*** Opening Source material ***

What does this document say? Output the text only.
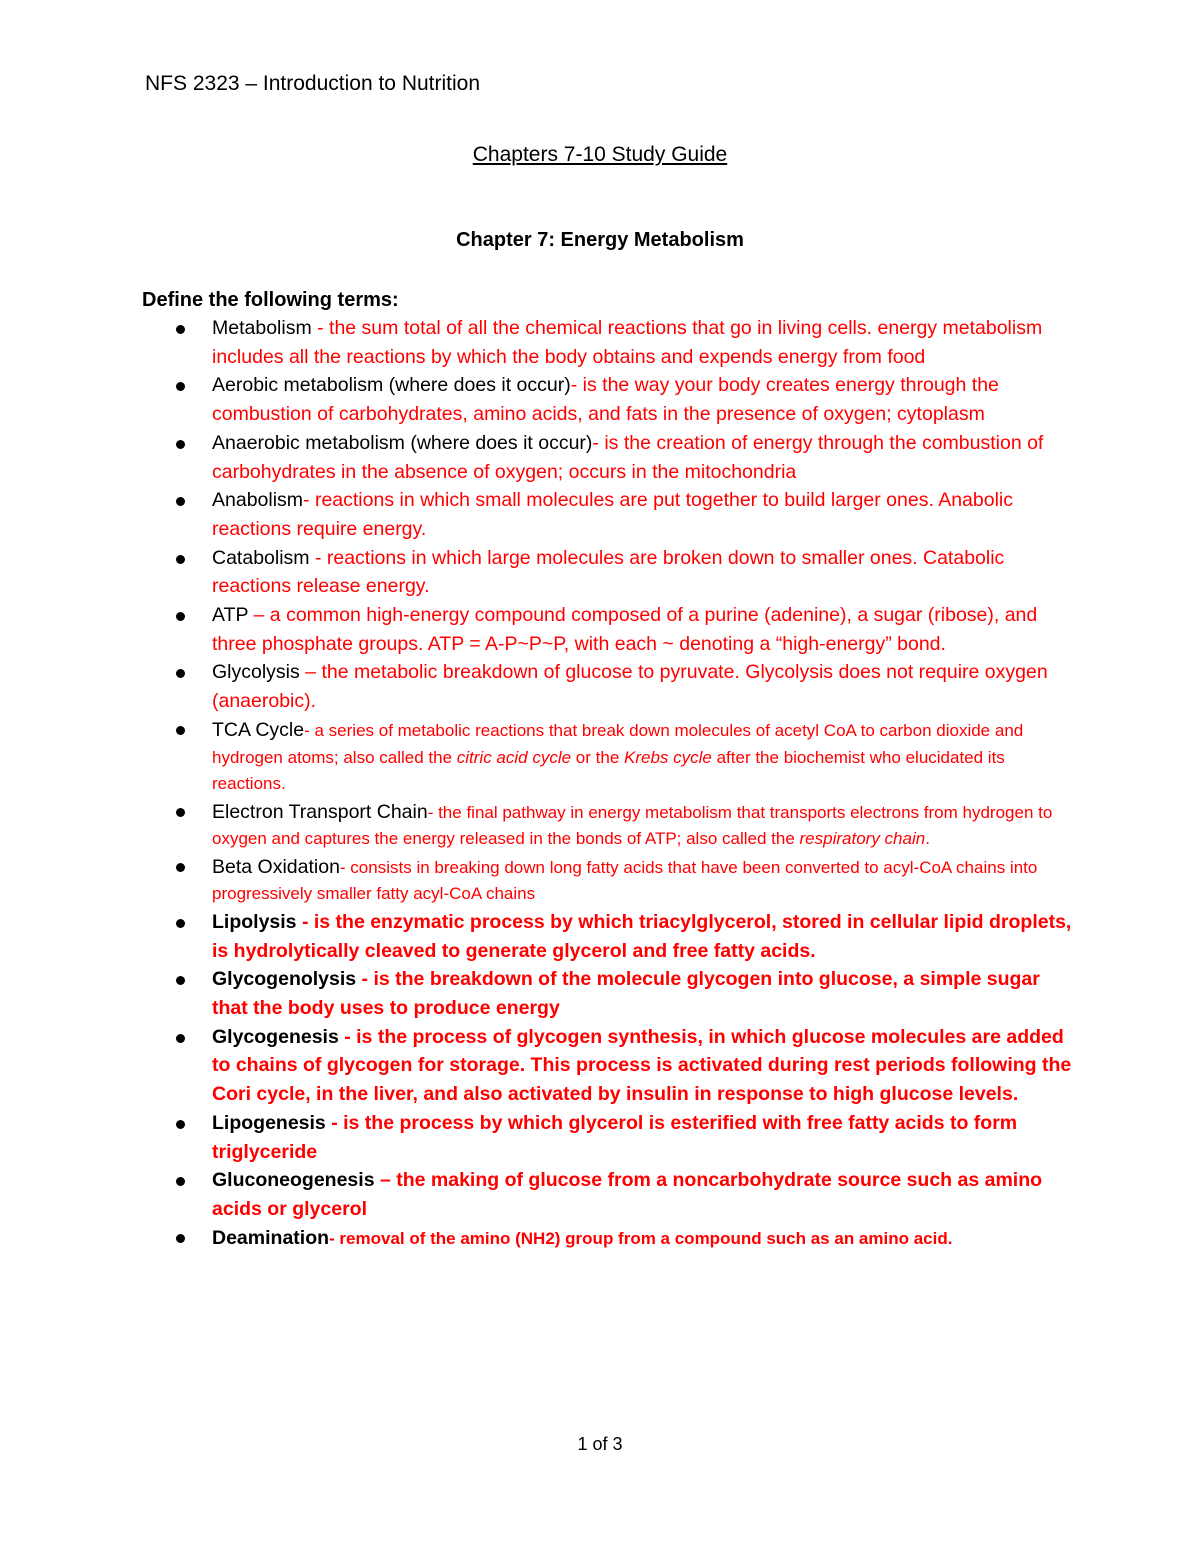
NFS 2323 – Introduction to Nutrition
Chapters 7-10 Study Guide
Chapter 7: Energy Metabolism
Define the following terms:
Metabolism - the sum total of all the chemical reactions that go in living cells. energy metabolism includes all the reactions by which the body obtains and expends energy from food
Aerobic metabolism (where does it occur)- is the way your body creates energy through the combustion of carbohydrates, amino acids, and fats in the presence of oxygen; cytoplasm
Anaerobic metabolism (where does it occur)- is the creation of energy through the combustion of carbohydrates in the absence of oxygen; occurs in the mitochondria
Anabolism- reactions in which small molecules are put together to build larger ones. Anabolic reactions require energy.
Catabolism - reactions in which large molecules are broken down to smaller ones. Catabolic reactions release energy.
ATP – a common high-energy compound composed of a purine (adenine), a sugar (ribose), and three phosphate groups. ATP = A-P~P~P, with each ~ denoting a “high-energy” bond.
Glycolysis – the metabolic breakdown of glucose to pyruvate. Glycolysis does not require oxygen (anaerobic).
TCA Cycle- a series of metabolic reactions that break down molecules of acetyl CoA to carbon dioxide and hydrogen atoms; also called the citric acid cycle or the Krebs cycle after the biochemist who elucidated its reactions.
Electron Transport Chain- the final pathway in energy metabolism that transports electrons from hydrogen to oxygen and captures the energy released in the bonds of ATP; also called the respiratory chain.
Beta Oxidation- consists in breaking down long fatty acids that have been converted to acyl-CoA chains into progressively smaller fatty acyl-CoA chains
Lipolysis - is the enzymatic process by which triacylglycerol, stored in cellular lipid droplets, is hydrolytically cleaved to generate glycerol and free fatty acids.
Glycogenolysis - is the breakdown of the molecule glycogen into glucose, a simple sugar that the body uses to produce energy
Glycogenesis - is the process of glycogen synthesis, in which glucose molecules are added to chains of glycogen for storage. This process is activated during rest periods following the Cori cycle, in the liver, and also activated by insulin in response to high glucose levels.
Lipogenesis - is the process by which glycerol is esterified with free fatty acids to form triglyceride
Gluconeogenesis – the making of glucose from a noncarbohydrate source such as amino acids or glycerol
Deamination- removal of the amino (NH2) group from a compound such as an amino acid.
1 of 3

*** Closing Source material ***
*** Opening Source material ***

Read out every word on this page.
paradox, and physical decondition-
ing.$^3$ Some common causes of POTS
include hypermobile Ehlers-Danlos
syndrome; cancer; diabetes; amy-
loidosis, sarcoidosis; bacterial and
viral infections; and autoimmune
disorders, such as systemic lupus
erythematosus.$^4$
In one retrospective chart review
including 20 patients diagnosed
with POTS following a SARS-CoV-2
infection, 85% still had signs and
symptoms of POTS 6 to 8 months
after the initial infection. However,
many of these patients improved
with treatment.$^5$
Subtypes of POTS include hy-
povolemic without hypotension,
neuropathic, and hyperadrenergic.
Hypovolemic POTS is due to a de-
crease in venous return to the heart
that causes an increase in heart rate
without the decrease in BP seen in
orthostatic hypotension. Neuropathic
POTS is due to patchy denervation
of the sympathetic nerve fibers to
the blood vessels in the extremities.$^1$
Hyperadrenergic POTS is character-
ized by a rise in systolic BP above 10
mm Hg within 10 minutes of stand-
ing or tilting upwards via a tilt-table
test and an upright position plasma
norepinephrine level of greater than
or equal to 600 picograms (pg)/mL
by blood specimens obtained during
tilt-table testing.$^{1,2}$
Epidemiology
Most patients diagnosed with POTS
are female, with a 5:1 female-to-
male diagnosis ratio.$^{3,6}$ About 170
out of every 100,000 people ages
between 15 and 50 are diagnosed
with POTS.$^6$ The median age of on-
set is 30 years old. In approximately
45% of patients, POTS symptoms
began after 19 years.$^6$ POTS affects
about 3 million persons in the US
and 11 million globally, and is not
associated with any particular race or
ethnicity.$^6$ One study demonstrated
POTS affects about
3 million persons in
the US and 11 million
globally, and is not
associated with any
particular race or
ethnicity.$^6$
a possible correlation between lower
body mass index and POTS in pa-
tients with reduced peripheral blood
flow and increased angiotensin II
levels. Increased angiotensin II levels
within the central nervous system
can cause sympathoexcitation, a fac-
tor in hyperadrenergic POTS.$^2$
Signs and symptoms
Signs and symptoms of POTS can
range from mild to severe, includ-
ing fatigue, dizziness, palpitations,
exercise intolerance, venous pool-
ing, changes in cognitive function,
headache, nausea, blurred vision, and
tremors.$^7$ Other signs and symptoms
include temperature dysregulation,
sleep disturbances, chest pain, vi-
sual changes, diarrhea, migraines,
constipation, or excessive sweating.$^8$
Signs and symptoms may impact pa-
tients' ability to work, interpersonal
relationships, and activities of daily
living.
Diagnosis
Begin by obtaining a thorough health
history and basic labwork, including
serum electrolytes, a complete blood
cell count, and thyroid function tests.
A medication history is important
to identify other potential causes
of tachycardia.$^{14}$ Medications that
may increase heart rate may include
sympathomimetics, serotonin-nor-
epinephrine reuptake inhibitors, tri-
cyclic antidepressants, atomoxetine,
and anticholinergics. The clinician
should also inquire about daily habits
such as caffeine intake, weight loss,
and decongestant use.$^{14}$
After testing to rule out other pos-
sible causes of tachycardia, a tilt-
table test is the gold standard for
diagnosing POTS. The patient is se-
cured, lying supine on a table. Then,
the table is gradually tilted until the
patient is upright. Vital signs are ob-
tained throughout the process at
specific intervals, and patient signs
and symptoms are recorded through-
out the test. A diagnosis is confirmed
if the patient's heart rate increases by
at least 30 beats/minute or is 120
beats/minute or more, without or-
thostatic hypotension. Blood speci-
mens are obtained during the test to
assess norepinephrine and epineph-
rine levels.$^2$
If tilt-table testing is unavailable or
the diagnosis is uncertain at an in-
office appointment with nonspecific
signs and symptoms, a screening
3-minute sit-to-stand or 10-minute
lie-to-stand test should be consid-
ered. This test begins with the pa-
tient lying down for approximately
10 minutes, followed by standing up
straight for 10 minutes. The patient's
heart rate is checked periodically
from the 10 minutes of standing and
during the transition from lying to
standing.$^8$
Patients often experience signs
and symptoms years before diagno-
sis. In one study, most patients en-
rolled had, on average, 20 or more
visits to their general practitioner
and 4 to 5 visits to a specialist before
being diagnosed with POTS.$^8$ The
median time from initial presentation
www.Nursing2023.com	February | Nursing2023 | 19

*** Closing Source material ***
*** Opening Source material ***

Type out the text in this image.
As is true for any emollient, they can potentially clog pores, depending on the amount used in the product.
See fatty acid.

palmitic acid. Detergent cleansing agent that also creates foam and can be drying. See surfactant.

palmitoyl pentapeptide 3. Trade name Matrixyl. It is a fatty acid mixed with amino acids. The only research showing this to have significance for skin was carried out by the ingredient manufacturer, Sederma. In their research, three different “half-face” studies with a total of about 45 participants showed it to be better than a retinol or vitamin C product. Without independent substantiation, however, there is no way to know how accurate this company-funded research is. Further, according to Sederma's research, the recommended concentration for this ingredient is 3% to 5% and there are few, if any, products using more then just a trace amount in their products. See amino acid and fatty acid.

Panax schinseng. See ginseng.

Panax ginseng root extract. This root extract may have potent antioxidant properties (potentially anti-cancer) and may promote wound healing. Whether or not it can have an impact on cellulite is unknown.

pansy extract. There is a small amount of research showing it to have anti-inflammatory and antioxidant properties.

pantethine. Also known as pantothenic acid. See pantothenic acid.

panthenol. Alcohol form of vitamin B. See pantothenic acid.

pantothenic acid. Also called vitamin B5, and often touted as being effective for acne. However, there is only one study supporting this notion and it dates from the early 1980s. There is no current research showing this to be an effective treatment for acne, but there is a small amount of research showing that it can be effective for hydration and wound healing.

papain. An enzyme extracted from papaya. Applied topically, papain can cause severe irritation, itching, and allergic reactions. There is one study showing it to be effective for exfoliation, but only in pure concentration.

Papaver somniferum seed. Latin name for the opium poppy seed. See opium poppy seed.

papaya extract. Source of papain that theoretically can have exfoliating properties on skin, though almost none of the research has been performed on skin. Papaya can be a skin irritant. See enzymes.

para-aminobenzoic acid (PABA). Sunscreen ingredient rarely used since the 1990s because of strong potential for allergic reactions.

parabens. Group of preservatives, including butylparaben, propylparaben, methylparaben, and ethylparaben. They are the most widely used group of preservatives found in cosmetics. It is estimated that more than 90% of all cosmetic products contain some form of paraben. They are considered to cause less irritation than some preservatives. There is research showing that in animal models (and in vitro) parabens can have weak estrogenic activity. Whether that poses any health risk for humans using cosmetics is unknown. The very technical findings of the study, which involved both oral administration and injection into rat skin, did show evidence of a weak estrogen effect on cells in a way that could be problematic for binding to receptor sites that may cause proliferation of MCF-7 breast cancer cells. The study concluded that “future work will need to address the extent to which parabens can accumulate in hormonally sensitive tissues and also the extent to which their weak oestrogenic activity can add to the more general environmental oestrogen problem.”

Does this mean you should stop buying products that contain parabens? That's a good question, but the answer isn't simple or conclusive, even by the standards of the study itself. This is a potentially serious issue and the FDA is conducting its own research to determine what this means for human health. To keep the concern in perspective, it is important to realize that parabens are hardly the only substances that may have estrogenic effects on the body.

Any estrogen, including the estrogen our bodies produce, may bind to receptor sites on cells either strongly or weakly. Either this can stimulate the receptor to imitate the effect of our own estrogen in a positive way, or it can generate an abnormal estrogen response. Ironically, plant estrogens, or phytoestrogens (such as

*** Closing Source material ***

== Task directions ==
Write down how many lines in the data contain "upright". Add nothing else.

== Result ==
2